Stated goal: Give the entries again exactly, every one of them.

--------

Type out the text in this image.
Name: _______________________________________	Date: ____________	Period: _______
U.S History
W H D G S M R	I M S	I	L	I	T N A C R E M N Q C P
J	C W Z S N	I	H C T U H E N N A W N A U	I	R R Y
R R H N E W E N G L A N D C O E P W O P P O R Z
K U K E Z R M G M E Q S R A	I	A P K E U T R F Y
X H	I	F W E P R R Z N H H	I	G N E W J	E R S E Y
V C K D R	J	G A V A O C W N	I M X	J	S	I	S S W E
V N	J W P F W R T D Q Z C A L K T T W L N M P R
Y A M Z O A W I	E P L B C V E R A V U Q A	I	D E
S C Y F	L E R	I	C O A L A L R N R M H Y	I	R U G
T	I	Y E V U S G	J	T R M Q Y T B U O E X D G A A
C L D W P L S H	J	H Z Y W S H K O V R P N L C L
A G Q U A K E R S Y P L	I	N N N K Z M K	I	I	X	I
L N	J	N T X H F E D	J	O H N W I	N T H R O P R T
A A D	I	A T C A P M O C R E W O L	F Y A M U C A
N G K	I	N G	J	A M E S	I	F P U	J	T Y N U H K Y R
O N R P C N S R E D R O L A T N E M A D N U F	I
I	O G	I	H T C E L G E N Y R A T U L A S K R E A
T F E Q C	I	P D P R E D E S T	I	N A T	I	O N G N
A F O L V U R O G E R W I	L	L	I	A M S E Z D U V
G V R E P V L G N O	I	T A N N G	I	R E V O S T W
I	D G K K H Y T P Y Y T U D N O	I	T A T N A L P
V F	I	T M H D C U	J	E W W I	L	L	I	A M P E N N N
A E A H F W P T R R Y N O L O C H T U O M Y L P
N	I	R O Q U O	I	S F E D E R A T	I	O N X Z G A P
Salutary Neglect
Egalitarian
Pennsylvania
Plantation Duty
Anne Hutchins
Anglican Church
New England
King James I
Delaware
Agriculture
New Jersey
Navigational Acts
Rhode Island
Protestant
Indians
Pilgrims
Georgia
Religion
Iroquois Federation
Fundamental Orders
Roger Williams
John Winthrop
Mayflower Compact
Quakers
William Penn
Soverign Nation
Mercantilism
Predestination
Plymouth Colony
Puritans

--------

Answer for this exercise:
Type out the text in this image.
Name: _______________________________________	Date: ____________	Period: _______
U.S History
W H D G S M R	I M S	I	L	I	T N A C R E M N Q C P
J	C W Z S N	I	H C T U H E N N A W N A U	I	R R Y
R R H N E W E N G L A N D C O E P W O P P O R Z
K U K E Z R M G M E Q S R A	I	A P K E U T R F Y
X H	I	F W E P R R Z N H H	I	G N E W J	E R S E Y
V C K D R	J	G A V A O C W N	I M X	J	S	I	S S W E
V N	J W P F W R T D Q Z C A L K T T W L N M P R
Y A M Z O A W I	E P L B C V E R A V U Q A	I	D E
S C Y F	L E R	I	C O A L A L R N R M H Y	I	R U G
T	I	Y E V U S G	J	T R M Q Y T B U O E X D G A A
C L D W P L S H	J	H Z Y W S H K O V R P N L C L
A G Q U A K E R S Y P L	I	N N N K Z M K	I	I	X	I
L N	J	N T X H F E D	J	O H N W I	N T H R O P R T
A A D	I	A T C A P M O C R E W O L	F Y A M U C A
N G K	I	N G	J	A M E S	I	F P U	J	T Y N U H K Y R
O N R P C N S R E D R O L A T N E M A D N U F	I
I	O G	I	H T C E L G E N Y R A T U L A S K R E A
T F E Q C	I	P D P R E D E S T	I	N A T	I	O N G N
A F O L V U R O G E R W I	L	L	I	A M S E Z D U V
G V R E P V L G N O	I	T A N N G	I	R E V O S T W
I	D G K K H Y T P Y Y T U D N O	I	T A T N A L P
V F	I	T M H D C U	J	E W W I	L	L	I	A M P E N N N
A E A H F W P T R R Y N O L O C H T U O M Y L P
N	I	R O Q U O	I	S F E D E R A T	I	O N X Z G A P
Salutary Neglect
Egalitarian
Pennsylvania
Plantation Duty
Anne Hutchins
Anglican Church
New England
King James I
Delaware
Agriculture
New Jersey
Navigational Acts
Rhode Island
Protestant
Indians
Pilgrims
Georgia
Religion
Iroquois Federation
Fundamental Orders
Roger Williams
John Winthrop
Mayflower Compact
Quakers
William Penn
Soverign Nation
Mercantilism
Predestination
Plymouth Colony
Puritans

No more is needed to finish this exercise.